### What you are asked to do
Rewrite the part of the material that opens with the line containing "Patent image size: (924, 994)." and closes with the line containing "The first opening 112 is at (380, 490).", changing "stereo view" to "perspective view" and leaving everything else unchanged.

— Start of Stored data —

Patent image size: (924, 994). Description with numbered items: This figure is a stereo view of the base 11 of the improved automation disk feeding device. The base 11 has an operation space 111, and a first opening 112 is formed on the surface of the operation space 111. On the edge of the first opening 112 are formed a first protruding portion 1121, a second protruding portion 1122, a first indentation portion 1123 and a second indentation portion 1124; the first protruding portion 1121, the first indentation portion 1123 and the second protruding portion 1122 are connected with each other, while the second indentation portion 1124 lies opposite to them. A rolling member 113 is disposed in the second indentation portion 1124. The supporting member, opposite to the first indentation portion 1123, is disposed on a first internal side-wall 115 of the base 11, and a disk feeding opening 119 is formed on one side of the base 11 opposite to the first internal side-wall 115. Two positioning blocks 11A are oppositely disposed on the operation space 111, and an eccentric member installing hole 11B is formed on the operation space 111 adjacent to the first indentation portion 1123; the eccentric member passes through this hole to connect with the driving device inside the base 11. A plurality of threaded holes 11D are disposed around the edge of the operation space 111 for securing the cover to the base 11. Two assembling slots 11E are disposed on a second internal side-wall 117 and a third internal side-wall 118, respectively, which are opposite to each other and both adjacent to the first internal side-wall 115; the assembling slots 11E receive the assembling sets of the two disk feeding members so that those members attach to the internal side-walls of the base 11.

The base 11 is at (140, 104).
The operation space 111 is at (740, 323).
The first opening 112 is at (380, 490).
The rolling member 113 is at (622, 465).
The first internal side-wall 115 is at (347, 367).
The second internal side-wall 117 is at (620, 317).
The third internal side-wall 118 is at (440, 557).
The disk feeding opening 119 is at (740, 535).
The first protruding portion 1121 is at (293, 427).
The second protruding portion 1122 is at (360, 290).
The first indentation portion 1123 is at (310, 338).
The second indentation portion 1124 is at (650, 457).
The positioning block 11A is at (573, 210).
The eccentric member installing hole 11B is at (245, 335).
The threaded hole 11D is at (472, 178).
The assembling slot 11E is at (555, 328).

— End of Stored data —
— Start of Stored data —

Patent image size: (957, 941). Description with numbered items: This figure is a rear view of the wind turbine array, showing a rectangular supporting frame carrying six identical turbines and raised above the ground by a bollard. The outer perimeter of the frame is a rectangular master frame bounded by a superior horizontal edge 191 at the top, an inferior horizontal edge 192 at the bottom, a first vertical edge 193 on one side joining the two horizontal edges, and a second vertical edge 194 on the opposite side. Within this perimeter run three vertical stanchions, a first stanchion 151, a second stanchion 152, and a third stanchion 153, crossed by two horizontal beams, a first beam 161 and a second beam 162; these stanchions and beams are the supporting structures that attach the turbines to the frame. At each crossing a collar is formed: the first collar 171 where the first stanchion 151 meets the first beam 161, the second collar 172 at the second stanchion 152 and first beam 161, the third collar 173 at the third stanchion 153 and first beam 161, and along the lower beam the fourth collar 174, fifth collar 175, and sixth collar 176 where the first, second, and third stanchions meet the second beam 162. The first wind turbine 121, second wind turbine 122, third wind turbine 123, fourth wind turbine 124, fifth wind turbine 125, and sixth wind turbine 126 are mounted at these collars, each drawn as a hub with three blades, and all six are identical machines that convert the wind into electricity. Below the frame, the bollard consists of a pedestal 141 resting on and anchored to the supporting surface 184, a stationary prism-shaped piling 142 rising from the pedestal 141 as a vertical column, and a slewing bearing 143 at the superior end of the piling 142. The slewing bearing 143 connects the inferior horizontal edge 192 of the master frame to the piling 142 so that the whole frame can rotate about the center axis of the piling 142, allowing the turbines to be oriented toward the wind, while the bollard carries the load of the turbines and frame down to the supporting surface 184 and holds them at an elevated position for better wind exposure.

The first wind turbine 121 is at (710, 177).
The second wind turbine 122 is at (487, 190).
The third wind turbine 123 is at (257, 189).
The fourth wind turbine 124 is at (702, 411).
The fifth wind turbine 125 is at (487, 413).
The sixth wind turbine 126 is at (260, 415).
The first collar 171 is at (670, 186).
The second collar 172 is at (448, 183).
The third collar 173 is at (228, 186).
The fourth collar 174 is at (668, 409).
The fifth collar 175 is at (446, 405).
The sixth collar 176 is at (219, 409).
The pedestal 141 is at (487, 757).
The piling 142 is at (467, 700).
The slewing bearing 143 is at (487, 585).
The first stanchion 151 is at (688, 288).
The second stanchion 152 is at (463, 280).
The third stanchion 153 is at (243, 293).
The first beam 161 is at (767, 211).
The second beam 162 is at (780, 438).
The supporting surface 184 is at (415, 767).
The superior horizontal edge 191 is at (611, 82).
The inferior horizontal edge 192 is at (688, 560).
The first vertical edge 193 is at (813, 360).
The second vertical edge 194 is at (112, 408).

— End of Stored data —
— Start of Stored data —

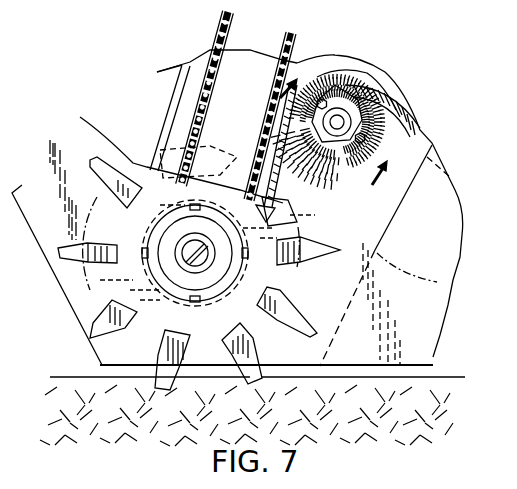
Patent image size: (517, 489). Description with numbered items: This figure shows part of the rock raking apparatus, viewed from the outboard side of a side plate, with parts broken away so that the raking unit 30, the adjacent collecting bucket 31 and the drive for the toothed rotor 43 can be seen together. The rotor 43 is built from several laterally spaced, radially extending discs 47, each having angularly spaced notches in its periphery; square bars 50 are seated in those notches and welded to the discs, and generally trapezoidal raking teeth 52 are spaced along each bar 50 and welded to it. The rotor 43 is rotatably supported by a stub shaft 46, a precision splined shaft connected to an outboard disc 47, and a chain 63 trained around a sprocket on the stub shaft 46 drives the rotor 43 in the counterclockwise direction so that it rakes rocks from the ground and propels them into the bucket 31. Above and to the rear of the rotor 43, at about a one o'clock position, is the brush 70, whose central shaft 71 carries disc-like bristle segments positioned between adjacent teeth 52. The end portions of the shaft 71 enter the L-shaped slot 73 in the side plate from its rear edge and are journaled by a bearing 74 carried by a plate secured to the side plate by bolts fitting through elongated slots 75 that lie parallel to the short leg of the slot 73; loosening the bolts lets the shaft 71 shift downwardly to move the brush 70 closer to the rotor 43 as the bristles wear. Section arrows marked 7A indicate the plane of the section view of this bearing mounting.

— End of Stored data —

### Written response
Patent image size: (924, 994). Description with numbered items: This figure is a perspective view of the base 11 of the improved automation disk feeding device. The base 11 has an operation space 111, and a first opening 112 is formed on the surface of the operation space 111. On the edge of the first opening 112 are formed a first protruding portion 1121, a second protruding portion 1122, a first indentation portion 1123 and a second indentation portion 1124; the first protruding portion 1121, the first indentation portion 1123 and the second protruding portion 1122 are connected with each other, while the second indentation portion 1124 lies opposite to them. A rolling member 113 is disposed in the second indentation portion 1124. The supporting member, opposite to the first indentation portion 1123, is disposed on a first internal side-wall 115 of the base 11, and a disk feeding opening 119 is formed on one side of the base 11 opposite to the first internal side-wall 115. Two positioning blocks 11A are oppositely disposed on the operation space 111, and an eccentric member installing hole 11B is formed on the operation space 111 adjacent to the first indentation portion 1123; the eccentric member passes through this hole to connect with the driving device inside the base 11. A plurality of threaded holes 11D are disposed around the edge of the operation space 111 for securing the cover to the base 11. Two assembling slots 11E are disposed on a second internal side-wall 117 and a third internal side-wall 118, respectively, which are opposite to each other and both adjacent to the first internal side-wall 115; the assembling slots 11E receive the assembling sets of the two disk feeding members so that those members attach to the internal side-walls of the base 11.

The base 11 is at (140, 104).
The operation space 111 is at (740, 323).
The first opening 112 is at (380, 490).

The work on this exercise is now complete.